***** LISTING *****

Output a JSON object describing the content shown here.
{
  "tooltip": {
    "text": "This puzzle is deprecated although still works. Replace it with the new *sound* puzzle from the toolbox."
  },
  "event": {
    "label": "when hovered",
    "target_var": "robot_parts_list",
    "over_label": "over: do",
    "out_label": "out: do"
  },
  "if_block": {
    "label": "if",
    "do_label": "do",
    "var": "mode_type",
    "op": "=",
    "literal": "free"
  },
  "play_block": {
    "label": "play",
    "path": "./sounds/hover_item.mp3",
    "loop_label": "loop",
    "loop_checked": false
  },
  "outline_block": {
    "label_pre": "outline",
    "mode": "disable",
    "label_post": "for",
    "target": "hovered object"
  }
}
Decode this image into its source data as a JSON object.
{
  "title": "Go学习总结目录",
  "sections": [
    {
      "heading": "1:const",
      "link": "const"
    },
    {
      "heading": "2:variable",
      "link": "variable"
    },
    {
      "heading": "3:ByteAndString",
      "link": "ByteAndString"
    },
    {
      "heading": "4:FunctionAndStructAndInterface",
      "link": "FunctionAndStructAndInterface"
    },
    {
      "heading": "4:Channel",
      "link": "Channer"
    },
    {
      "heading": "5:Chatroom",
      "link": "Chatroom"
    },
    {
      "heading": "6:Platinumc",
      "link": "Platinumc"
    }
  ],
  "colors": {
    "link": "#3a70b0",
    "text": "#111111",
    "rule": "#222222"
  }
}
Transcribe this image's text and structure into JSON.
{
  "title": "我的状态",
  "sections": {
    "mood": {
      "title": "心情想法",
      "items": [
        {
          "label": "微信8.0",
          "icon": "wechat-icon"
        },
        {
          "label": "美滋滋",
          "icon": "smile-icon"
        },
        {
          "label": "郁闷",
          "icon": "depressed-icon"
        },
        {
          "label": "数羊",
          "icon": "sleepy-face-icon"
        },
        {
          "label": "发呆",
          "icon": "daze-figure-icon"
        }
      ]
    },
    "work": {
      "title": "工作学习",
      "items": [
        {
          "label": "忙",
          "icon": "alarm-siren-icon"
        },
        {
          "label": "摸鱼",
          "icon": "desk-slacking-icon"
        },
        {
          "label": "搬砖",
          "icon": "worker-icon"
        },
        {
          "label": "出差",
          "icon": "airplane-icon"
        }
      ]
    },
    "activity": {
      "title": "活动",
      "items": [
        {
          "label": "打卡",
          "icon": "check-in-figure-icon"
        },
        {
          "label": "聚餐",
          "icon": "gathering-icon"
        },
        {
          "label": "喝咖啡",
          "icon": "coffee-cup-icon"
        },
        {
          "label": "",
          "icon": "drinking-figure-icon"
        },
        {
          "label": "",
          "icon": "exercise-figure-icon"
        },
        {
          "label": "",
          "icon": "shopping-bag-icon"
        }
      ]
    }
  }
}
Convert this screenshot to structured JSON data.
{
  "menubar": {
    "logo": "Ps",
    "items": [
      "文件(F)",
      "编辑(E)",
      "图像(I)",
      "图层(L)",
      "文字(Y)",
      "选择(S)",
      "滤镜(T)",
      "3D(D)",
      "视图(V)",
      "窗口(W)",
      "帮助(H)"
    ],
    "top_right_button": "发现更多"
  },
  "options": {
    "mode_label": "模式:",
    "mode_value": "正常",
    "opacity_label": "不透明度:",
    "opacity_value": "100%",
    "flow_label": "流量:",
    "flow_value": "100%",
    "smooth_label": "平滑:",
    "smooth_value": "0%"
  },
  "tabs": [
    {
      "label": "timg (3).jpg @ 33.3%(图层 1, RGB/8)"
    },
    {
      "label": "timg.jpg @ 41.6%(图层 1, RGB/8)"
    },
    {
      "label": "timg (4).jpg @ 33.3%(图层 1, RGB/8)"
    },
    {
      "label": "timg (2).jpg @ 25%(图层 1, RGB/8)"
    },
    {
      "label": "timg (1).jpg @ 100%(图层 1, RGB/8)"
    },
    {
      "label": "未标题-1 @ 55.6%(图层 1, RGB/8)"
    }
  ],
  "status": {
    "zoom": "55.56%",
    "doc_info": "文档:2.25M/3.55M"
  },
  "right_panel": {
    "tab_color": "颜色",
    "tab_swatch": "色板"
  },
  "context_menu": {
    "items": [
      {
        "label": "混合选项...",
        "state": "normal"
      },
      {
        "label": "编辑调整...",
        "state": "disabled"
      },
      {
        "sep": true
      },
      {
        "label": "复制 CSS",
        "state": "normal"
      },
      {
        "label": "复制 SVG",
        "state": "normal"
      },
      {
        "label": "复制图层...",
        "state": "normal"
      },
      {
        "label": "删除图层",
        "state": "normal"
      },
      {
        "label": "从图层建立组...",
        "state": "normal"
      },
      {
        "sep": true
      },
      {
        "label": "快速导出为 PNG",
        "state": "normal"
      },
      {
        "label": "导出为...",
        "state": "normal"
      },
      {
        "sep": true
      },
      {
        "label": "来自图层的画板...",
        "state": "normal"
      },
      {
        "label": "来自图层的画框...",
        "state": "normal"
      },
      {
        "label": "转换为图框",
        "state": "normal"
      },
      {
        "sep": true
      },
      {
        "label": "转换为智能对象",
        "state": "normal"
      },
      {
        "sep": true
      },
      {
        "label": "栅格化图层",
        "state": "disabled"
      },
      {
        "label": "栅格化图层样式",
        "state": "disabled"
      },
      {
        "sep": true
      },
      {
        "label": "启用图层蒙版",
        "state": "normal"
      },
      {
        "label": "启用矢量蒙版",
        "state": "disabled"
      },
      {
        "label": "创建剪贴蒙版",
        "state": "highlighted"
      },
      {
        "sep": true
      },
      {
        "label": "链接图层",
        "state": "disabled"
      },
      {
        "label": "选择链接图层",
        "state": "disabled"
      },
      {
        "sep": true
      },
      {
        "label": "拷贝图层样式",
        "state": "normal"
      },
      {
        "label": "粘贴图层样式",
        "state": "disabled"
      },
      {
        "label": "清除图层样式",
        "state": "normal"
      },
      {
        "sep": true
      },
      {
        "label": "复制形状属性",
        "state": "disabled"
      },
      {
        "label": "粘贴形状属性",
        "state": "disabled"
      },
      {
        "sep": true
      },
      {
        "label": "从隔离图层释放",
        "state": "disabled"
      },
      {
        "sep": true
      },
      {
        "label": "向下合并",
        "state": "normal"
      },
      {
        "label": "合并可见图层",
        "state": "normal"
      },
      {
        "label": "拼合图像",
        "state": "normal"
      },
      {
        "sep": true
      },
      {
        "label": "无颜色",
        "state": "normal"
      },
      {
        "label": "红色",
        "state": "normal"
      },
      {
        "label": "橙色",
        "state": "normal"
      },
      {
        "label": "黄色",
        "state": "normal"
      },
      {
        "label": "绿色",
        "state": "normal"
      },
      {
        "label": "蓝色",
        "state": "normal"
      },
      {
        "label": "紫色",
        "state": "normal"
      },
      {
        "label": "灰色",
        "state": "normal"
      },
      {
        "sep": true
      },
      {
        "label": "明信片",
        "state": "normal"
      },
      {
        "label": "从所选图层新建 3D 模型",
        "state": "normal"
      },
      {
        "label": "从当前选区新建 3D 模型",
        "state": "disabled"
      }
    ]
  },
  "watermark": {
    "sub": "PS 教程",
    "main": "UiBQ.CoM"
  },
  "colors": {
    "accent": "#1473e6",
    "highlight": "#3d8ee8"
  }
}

*****

REQUIRED TASK:
Across the entries, how many lines contain "Platinumc"? Reply with the number only.

ANSWER TO THE PROBLEM:
2